- DATA SUPPLIED -
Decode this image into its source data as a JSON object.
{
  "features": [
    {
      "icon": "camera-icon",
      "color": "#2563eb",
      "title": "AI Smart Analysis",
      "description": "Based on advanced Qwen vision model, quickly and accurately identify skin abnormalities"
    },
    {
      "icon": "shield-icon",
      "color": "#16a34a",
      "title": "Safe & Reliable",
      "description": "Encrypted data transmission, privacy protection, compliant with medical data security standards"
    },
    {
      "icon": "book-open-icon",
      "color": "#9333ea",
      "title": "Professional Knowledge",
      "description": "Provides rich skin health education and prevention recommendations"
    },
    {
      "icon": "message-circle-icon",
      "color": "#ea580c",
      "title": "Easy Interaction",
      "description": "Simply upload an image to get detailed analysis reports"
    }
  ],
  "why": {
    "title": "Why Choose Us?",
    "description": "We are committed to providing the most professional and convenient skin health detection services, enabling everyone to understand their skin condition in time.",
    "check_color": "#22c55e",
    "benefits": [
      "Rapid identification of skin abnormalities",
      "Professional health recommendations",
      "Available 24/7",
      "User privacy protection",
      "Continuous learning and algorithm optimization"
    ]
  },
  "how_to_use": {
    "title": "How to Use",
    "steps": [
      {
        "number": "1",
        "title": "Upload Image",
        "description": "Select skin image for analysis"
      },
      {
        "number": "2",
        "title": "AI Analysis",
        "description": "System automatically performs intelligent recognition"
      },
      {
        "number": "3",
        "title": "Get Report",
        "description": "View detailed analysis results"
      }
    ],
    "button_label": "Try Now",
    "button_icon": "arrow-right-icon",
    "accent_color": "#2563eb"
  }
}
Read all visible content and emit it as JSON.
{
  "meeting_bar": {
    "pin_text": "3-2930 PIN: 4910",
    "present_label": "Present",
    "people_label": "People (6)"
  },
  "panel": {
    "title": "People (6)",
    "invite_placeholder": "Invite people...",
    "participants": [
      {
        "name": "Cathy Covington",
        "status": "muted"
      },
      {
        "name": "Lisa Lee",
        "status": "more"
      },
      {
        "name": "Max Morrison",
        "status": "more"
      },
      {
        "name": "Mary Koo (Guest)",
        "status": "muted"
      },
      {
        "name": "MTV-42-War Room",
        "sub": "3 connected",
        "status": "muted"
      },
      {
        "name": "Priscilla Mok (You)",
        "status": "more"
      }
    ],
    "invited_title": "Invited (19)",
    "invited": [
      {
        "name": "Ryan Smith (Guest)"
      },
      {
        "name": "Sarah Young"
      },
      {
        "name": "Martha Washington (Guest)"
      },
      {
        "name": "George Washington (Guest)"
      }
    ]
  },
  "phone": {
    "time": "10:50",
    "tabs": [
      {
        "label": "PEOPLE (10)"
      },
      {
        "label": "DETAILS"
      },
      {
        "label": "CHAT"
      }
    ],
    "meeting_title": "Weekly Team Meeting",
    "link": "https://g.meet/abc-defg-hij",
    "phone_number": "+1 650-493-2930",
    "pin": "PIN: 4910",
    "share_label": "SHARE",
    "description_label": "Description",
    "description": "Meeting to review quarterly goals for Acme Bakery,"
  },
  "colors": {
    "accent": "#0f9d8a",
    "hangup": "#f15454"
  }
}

- YOUR INSTRUCTIONS -
Extract all of the data exactly as written.

- EXERCISE SOLUTION -
Decode this image into its source data as a JSON object.
{
  "features": [
    {
      "icon": "camera-icon",
      "color": "#2563eb",
      "title": "AI Smart Analysis",
      "description": "Based on advanced Qwen vision model, quickly and accurately identify skin abnormalities"
    },
    {
      "icon": "shield-icon",
      "color": "#16a34a",
      "title": "Safe & Reliable",
      "description": "Encrypted data transmission, privacy protection, compliant with medical data security standards"
    },
    {
      "icon": "book-open-icon",
      "color": "#9333ea",
      "title": "Professional Knowledge",
      "description": "Provides rich skin health education and prevention recommendations"
    },
    {
      "icon": "message-circle-icon",
      "color": "#ea580c",
      "title": "Easy Interaction",
      "description": "Simply upload an image to get detailed analysis reports"
    }
  ],
  "why": {
    "title": "Why Choose Us?",
    "description": "We are committed to providing the most professional and convenient skin health detection services, enabling everyone to understand their skin condition in time.",
    "check_color": "#22c55e",
    "benefits": [
      "Rapid identification of skin abnormalities",
      "Professional health recommendations",
      "Available 24/7",
      "User privacy protection",
      "Continuous learning and algorithm optimization"
    ]
  },
  "how_to_use": {
    "title": "How to Use",
    "steps": [
      {
        "number": "1",
        "title": "Upload Image",
        "description": "Select skin image for analysis"
      },
      {
        "number": "2",
        "title": "AI Analysis",
        "description": "System automatically performs intelligent recognition"
      },
      {
        "number": "3",
        "title": "Get Report",
        "description": "View detailed analysis results"
      }
    ],
    "button_label": "Try Now",
    "button_icon": "arrow-right-icon",
    "accent_color": "#2563eb"
  }
}
Read all visible content and emit it as JSON.
{
  "meeting_bar": {
    "pin_text": "3-2930 PIN: 4910",
    "present_label": "Present",
    "people_label": "People (6)"
  },
  "panel": {
    "title": "People (6)",
    "invite_placeholder": "Invite people...",
    "participants": [
      {
        "name": "Cathy Covington",
        "status": "muted"
      },
      {
        "name": "Lisa Lee",
        "status": "more"
      },
      {
        "name": "Max Morrison",
        "status": "more"
      },
      {
        "name": "Mary Koo (Guest)",
        "status": "muted"
      },
      {
        "name": "MTV-42-War Room",
        "sub": "3 connected",
        "status": "muted"
      },
      {
        "name": "Priscilla Mok (You)",
        "status": "more"
      }
    ],
    "invited_title": "Invited (19)",
    "invited": [
      {
        "name": "Ryan Smith (Guest)"
      },
      {
        "name": "Sarah Young"
      },
      {
        "name": "Martha Washington (Guest)"
      },
      {
        "name": "George Washington (Guest)"
      }
    ]
  },
  "phone": {
    "time": "10:50",
    "tabs": [
      {
        "label": "PEOPLE (10)"
      },
      {
        "label": "DETAILS"
      },
      {
        "label": "CHAT"
      }
    ],
    "meeting_title": "Weekly Team Meeting",
    "link": "https://g.meet/abc-defg-hij",
    "phone_number": "+1 650-493-2930",
    "pin": "PIN: 4910",
    "share_label": "SHARE",
    "description_label": "Description",
    "description": "Meeting to review quarterly goals for Acme Bakery,"
  },
  "colors": {
    "accent": "#0f9d8a",
    "hangup": "#f15454"
  }
}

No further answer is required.